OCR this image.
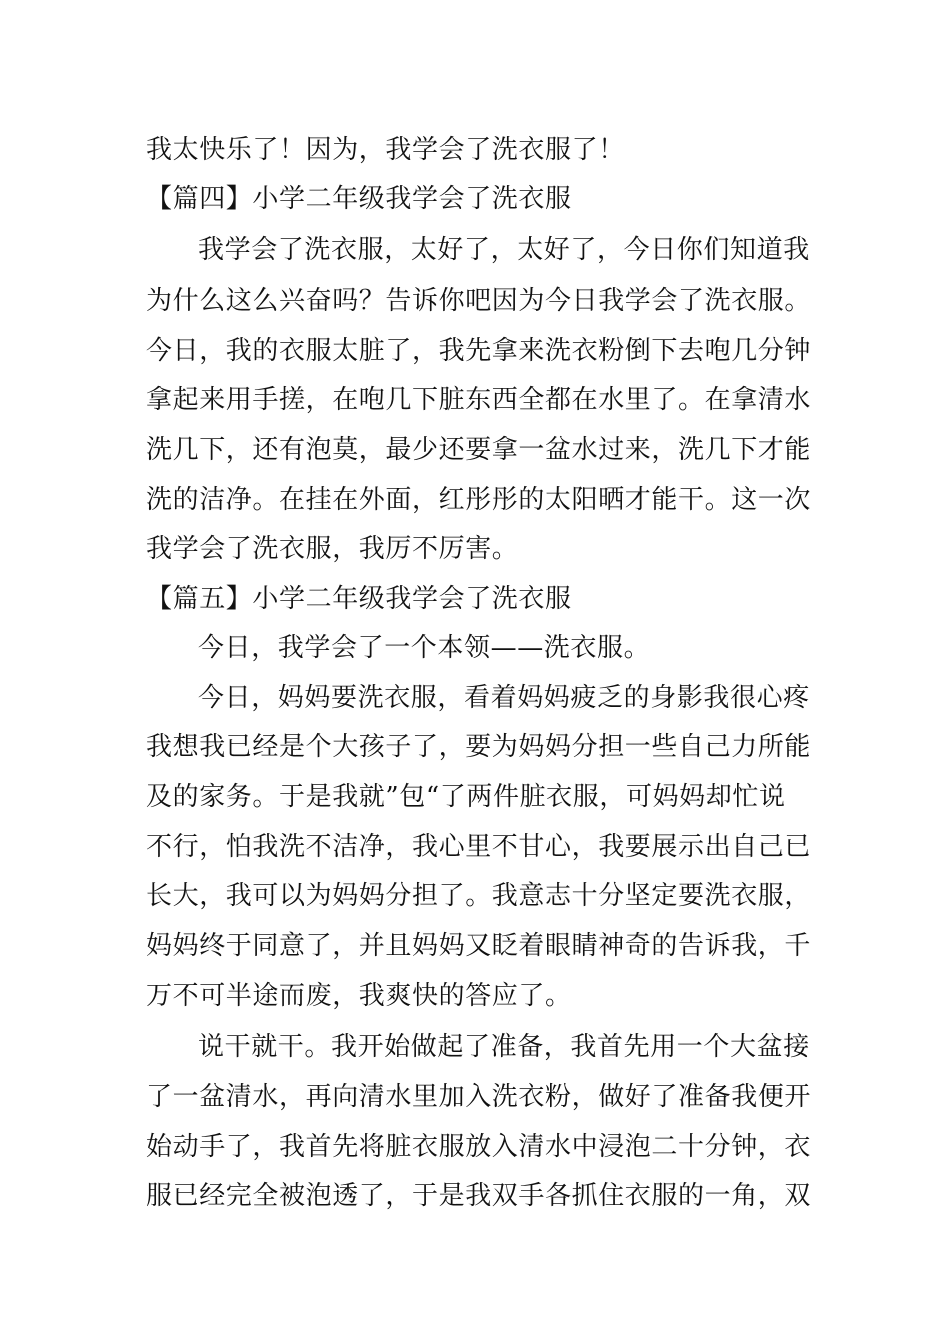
我太快乐了！因为，我学会了洗衣服了！
【篇四】小学二年级我学会了洗衣服
我学会了洗衣服，太好了，太好了，今日你们知道我
为什么这么兴奋吗？告诉你吧因为今日我学会了洗衣服。
今日，我的衣服太脏了，我先拿来洗衣粉倒下去咆几分钟
拿起来用手搓，在咆几下脏东西全都在水里了。在拿清水
洗几下，还有泡莫，最少还要拿一盆水过来，洗几下才能
洗的洁净。在挂在外面，红彤彤的太阳晒才能干。这一次
我学会了洗衣服，我厉不厉害。
【篇五】小学二年级我学会了洗衣服
今日，我学会了一个本领——洗衣服。
今日，妈妈要洗衣服，看着妈妈疲乏的身影我很心疼
我想我已经是个大孩子了，要为妈妈分担一些自己力所能
及的家务。于是我就”包“了两件脏衣服，可妈妈却忙说
不行，怕我洗不洁净，我心里不甘心，我要展示出自己已
长大，我可以为妈妈分担了。我意志十分坚定要洗衣服，
妈妈终于同意了，并且妈妈又眨着眼睛神奇的告诉我，千
万不可半途而废，我爽快的答应了。
说干就干。我开始做起了准备，我首先用一个大盆接
了一盆清水，再向清水里加入洗衣粉，做好了准备我便开
始动手了，我首先将脏衣服放入清水中浸泡二十分钟，衣
服已经完全被泡透了，于是我双手各抓住衣服的一角，双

● ● ● ● ● ● ●

== Stated exercise ==
Word for word, quote the full listing, omitting every picture.

== Task answer ==
OCR this image.
我太快乐了！因为，我学会了洗衣服了！
【篇四】小学二年级我学会了洗衣服
我学会了洗衣服，太好了，太好了，今日你们知道我
为什么这么兴奋吗？告诉你吧因为今日我学会了洗衣服。
今日，我的衣服太脏了，我先拿来洗衣粉倒下去咆几分钟
拿起来用手搓，在咆几下脏东西全都在水里了。在拿清水
洗几下，还有泡莫，最少还要拿一盆水过来，洗几下才能
洗的洁净。在挂在外面，红彤彤的太阳晒才能干。这一次
我学会了洗衣服，我厉不厉害。
【篇五】小学二年级我学会了洗衣服
今日，我学会了一个本领——洗衣服。
今日，妈妈要洗衣服，看着妈妈疲乏的身影我很心疼
我想我已经是个大孩子了，要为妈妈分担一些自己力所能
及的家务。于是我就”包“了两件脏衣服，可妈妈却忙说
不行，怕我洗不洁净，我心里不甘心，我要展示出自己已
长大，我可以为妈妈分担了。我意志十分坚定要洗衣服，
妈妈终于同意了，并且妈妈又眨着眼睛神奇的告诉我，千
万不可半途而废，我爽快的答应了。
说干就干。我开始做起了准备，我首先用一个大盆接
了一盆清水，再向清水里加入洗衣粉，做好了准备我便开
始动手了，我首先将脏衣服放入清水中浸泡二十分钟，衣
服已经完全被泡透了，于是我双手各抓住衣服的一角，双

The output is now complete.